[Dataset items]

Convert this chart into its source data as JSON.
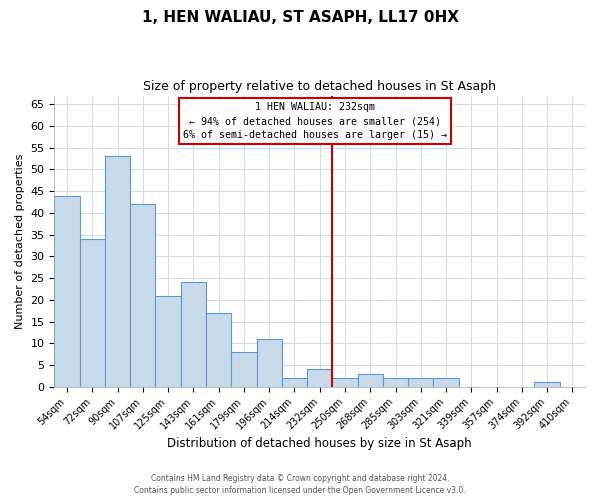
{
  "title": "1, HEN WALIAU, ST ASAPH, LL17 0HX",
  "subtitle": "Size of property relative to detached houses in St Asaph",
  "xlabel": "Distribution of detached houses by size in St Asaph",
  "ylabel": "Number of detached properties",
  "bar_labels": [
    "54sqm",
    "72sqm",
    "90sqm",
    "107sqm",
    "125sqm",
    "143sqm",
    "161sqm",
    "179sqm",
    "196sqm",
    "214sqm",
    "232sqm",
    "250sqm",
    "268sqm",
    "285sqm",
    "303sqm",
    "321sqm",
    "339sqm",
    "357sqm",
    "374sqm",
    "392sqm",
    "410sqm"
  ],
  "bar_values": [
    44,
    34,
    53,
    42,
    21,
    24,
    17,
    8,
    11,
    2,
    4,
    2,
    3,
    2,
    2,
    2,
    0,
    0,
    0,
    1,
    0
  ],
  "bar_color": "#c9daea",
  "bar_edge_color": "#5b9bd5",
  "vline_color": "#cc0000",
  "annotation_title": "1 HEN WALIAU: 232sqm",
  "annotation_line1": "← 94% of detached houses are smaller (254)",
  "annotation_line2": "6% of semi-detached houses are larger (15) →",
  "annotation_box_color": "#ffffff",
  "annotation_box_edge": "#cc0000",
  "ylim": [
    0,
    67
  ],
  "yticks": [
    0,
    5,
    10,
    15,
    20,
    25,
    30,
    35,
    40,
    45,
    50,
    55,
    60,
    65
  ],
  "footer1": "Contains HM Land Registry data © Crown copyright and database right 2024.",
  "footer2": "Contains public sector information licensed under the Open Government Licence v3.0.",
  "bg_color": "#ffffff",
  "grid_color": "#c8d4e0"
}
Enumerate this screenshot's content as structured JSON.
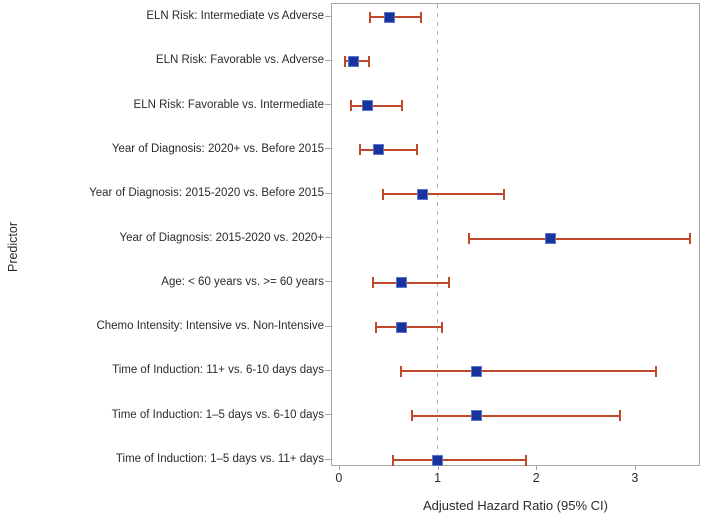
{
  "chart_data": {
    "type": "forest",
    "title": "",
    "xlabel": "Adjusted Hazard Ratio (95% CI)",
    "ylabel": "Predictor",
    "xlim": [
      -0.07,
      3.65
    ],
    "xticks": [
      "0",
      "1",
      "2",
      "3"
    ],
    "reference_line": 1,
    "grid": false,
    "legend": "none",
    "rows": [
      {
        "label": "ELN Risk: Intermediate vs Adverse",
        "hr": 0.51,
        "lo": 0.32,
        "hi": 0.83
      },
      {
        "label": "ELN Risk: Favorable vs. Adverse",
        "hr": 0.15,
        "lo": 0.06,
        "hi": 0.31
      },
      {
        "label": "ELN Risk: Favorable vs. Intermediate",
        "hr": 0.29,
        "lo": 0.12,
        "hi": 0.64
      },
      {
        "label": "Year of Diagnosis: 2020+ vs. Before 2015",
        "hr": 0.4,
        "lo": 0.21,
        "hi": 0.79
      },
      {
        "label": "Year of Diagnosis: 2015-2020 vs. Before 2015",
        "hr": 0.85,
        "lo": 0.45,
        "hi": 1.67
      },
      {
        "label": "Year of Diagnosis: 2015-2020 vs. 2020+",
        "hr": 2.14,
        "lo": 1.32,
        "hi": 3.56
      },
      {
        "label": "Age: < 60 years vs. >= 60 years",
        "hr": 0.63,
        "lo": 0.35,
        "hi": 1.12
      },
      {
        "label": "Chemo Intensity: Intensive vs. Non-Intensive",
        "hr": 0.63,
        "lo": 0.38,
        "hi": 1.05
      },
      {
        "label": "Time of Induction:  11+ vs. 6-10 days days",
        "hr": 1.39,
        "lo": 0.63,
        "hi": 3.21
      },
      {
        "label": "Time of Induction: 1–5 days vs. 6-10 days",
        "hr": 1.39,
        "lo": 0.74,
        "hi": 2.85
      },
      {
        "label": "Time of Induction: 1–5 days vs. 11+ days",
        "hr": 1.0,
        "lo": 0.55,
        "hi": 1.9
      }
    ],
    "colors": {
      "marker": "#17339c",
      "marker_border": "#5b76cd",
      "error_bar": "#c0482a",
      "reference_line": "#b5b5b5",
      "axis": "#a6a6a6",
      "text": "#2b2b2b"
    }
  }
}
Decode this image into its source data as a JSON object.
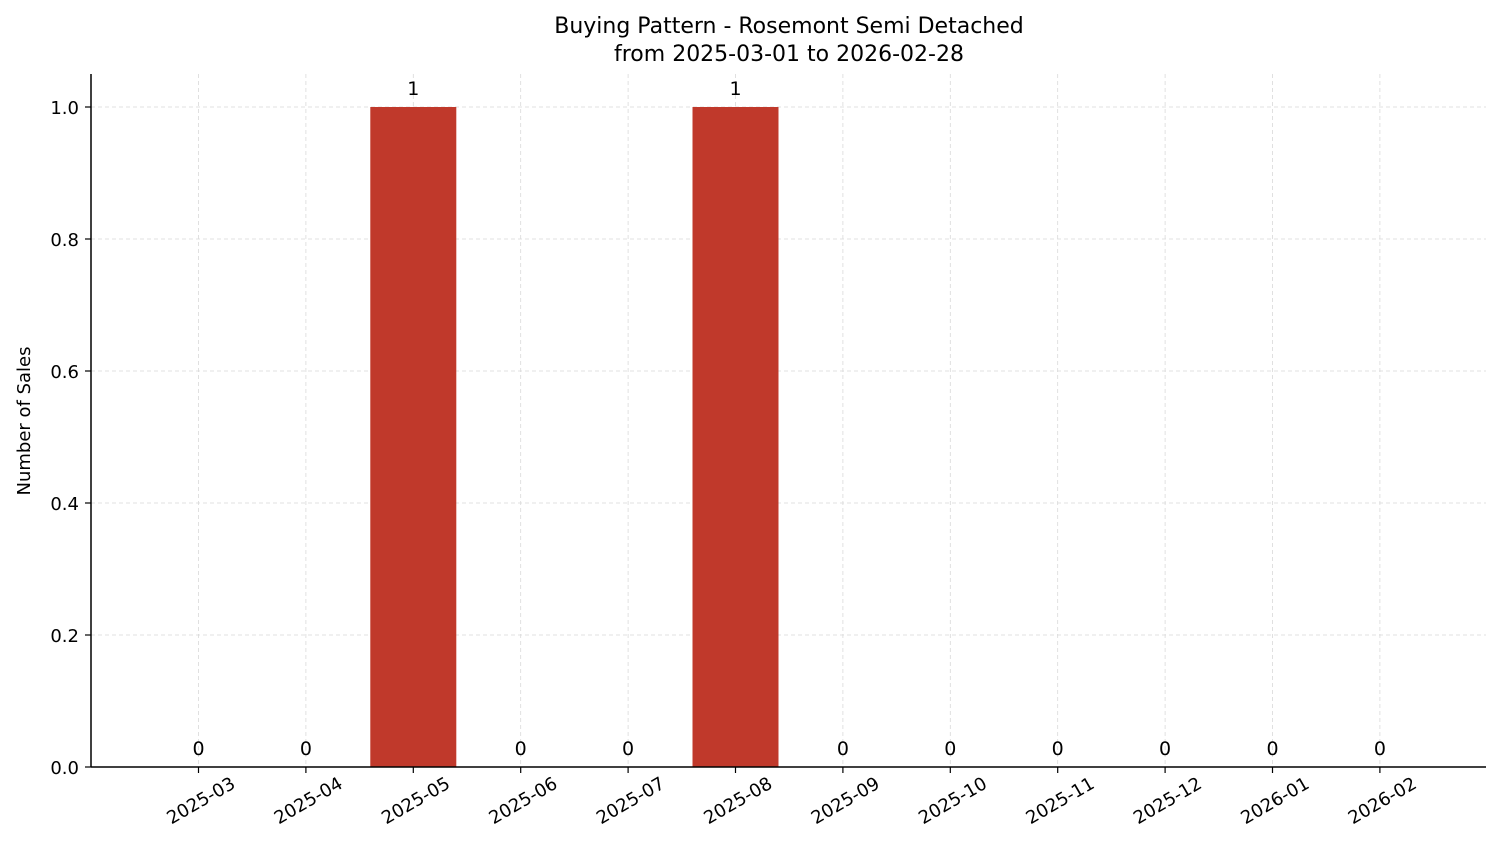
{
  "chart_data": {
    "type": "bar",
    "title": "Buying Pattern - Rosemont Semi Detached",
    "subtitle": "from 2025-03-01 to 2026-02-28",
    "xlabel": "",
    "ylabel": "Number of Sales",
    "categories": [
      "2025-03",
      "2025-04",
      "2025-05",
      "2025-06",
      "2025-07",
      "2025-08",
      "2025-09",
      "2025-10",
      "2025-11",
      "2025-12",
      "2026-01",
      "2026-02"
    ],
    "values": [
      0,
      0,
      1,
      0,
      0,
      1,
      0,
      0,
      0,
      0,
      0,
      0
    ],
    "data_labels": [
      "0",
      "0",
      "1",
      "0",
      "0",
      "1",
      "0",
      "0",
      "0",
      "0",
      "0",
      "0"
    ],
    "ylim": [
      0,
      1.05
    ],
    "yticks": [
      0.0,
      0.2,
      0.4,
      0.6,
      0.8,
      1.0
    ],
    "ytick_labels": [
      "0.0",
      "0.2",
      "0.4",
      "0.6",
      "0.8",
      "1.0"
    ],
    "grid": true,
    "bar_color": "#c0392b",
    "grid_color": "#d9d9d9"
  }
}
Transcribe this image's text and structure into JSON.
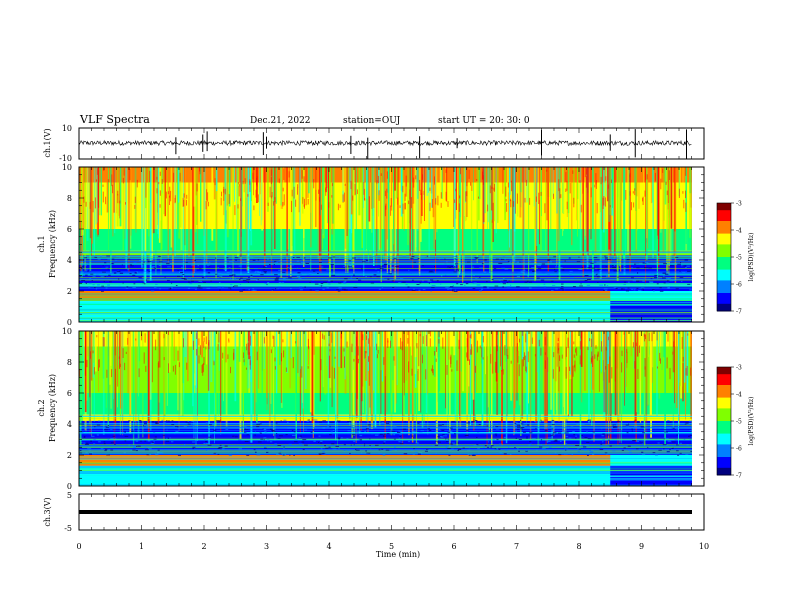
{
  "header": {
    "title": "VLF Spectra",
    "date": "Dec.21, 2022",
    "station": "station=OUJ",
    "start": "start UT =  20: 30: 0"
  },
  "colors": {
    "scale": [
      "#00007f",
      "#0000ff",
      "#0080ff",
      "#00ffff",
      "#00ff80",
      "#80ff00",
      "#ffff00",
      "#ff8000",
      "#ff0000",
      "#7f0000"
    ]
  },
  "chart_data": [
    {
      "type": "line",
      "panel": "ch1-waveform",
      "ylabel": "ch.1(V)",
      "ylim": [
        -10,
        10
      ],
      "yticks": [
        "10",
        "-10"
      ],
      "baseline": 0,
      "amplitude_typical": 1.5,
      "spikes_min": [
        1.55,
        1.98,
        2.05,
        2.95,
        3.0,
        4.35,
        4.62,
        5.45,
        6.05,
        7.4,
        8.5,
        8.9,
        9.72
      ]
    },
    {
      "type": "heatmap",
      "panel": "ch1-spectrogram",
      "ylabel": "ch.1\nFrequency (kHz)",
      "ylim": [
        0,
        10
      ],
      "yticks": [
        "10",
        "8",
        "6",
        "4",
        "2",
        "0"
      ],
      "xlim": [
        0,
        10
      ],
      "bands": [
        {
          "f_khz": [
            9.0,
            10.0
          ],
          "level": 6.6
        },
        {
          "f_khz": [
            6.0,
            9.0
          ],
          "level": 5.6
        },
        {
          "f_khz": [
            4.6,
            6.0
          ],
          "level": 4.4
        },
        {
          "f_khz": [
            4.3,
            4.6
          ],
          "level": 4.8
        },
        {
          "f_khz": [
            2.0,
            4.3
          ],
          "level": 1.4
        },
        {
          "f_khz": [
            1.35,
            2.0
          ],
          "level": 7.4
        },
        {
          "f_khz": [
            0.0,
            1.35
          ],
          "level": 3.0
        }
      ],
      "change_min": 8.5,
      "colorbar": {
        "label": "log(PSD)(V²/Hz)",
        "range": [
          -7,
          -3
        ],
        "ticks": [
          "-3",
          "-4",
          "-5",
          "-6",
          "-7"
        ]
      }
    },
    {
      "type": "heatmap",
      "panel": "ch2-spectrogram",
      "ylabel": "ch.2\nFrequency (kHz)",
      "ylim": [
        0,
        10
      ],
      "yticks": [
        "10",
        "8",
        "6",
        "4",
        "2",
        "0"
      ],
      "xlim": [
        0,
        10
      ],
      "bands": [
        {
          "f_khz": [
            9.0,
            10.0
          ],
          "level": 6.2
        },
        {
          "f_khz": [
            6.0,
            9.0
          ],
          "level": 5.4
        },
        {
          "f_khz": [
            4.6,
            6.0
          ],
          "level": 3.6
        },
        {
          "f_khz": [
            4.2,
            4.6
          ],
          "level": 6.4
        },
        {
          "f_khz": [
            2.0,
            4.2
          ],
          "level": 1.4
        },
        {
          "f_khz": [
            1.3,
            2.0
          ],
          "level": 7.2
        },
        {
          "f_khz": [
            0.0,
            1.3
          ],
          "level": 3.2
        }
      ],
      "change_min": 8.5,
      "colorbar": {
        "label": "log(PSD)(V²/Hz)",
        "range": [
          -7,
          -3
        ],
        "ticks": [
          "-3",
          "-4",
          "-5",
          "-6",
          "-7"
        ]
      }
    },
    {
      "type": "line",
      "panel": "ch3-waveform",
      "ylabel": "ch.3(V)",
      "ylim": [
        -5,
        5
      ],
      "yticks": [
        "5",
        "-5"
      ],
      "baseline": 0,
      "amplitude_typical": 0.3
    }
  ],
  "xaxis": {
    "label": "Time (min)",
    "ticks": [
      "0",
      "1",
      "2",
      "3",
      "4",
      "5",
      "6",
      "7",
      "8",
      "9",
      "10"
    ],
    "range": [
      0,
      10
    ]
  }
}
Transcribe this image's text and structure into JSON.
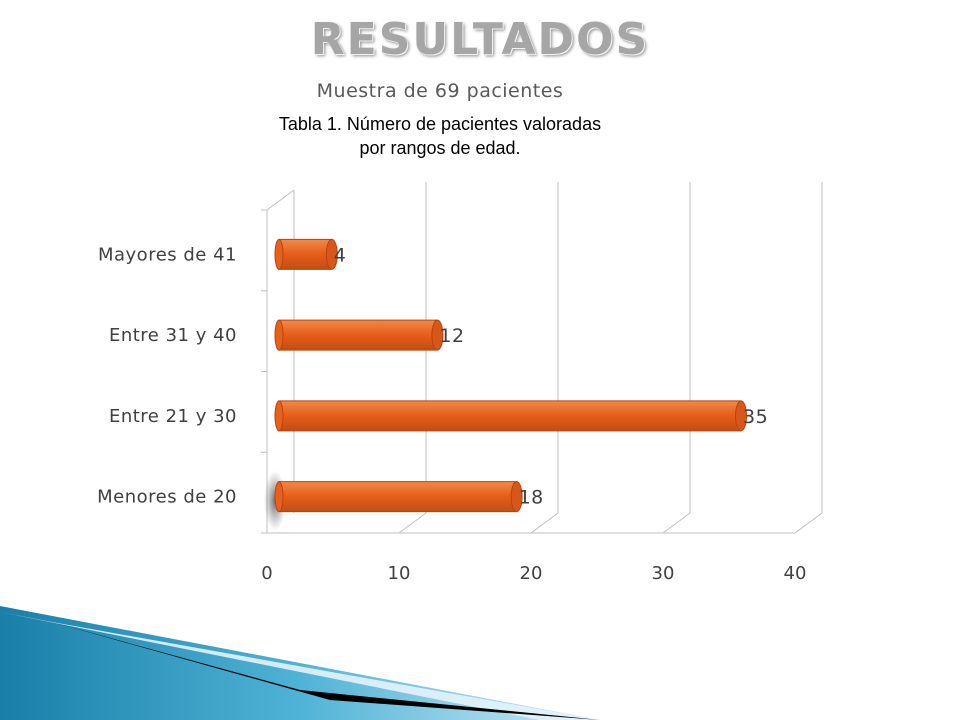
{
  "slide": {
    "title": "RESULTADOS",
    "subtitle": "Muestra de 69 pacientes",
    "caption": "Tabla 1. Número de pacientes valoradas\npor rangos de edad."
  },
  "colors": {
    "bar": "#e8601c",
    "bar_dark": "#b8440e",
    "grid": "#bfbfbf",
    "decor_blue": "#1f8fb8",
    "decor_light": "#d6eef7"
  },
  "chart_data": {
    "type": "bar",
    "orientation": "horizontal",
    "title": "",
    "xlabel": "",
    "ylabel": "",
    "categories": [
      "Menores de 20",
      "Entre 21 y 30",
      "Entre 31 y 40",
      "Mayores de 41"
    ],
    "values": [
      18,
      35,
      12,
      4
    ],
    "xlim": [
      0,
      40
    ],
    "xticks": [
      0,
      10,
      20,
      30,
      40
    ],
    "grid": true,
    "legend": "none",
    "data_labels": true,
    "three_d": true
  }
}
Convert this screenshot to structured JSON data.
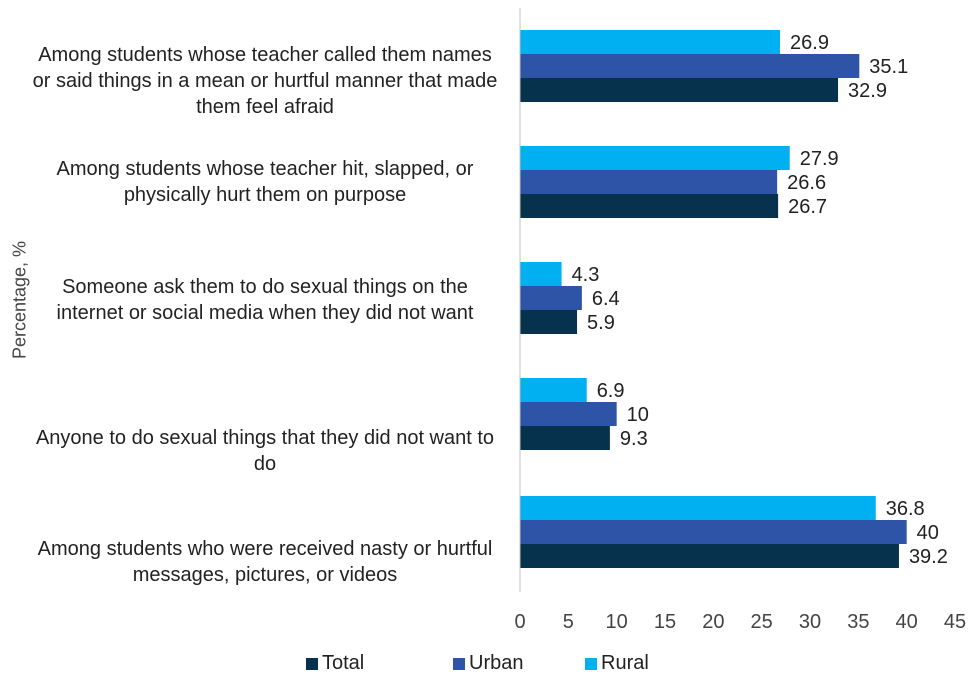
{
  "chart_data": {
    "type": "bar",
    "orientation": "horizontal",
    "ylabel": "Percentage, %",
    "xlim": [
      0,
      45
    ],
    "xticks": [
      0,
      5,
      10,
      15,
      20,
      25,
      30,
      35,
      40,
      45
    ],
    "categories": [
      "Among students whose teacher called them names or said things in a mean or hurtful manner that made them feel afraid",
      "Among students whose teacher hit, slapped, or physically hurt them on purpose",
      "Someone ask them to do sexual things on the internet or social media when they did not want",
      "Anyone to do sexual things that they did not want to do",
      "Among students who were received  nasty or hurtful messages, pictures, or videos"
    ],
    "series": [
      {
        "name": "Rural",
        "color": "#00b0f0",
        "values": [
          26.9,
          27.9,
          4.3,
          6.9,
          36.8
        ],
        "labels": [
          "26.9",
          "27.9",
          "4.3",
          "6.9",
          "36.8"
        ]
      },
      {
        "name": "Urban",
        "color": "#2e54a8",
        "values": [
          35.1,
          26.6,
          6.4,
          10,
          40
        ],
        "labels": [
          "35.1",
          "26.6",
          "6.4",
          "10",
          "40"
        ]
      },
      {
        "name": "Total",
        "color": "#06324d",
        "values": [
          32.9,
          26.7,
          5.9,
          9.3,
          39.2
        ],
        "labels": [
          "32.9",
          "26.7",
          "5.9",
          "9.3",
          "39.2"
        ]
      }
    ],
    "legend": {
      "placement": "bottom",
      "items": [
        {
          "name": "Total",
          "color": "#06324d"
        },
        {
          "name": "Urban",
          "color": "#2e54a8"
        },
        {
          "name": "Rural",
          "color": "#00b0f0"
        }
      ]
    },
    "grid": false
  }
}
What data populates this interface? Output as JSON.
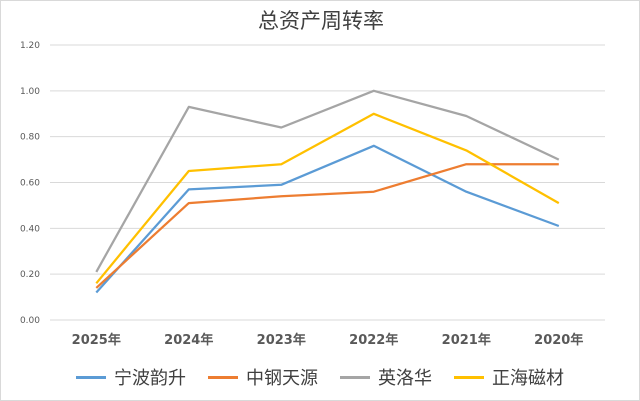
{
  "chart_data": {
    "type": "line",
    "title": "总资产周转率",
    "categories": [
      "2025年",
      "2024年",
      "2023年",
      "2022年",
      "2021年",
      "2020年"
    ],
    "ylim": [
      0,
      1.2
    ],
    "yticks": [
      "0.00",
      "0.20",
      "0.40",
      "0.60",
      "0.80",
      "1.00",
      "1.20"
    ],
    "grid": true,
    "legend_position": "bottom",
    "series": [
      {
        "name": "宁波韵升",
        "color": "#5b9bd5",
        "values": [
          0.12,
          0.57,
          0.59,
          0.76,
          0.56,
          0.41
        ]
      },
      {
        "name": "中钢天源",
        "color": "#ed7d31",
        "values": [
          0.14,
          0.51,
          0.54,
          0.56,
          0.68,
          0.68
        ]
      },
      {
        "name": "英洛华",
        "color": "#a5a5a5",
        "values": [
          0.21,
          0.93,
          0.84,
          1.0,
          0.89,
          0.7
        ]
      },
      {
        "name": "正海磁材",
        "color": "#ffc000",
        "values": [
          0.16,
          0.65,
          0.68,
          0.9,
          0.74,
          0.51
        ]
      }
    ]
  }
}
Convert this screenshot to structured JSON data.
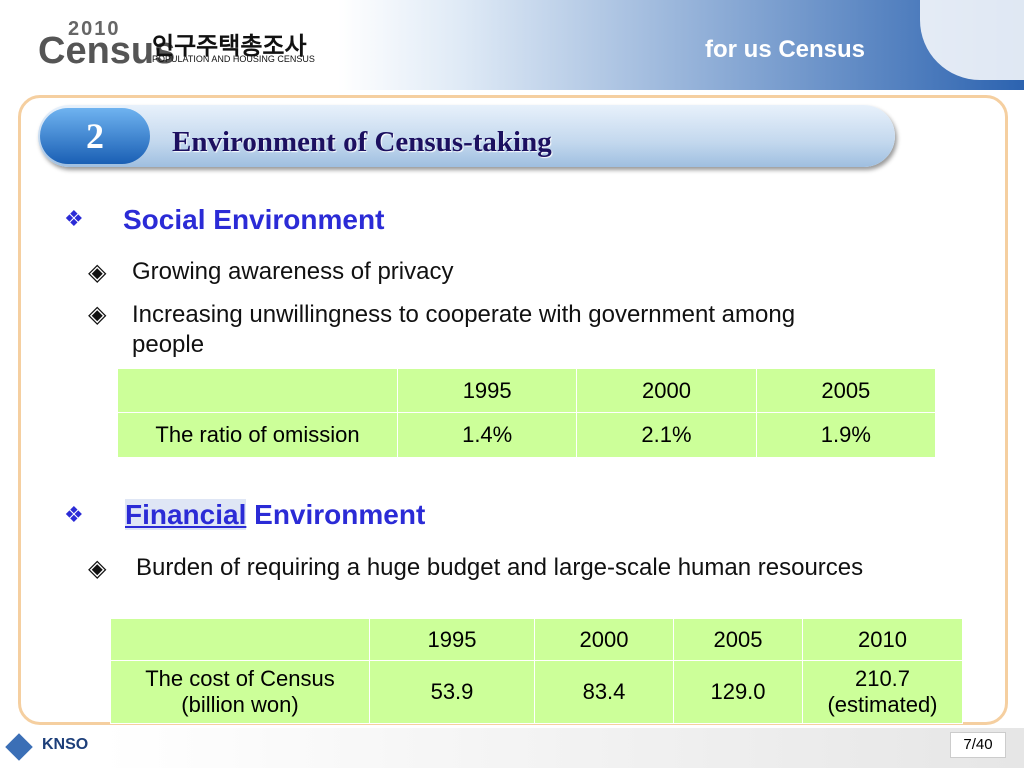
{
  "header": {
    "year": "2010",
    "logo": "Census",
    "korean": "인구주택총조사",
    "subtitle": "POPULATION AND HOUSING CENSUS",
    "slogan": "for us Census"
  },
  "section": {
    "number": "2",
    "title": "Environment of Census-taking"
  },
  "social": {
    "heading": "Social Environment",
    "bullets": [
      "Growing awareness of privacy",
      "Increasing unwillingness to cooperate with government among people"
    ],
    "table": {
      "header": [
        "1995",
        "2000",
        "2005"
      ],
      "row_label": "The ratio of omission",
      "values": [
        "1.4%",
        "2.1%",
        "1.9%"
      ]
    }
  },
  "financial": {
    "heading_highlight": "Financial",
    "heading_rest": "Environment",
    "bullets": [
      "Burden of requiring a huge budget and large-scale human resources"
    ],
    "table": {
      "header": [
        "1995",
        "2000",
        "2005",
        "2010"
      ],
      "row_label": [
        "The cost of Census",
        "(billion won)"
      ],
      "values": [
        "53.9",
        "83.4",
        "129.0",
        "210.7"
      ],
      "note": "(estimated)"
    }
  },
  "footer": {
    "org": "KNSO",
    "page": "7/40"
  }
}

> [WORK TO COMPLETE]
Each line containing the word "that" counts once; say how many such lines there are, giving only the number.

> [ANSWER]
2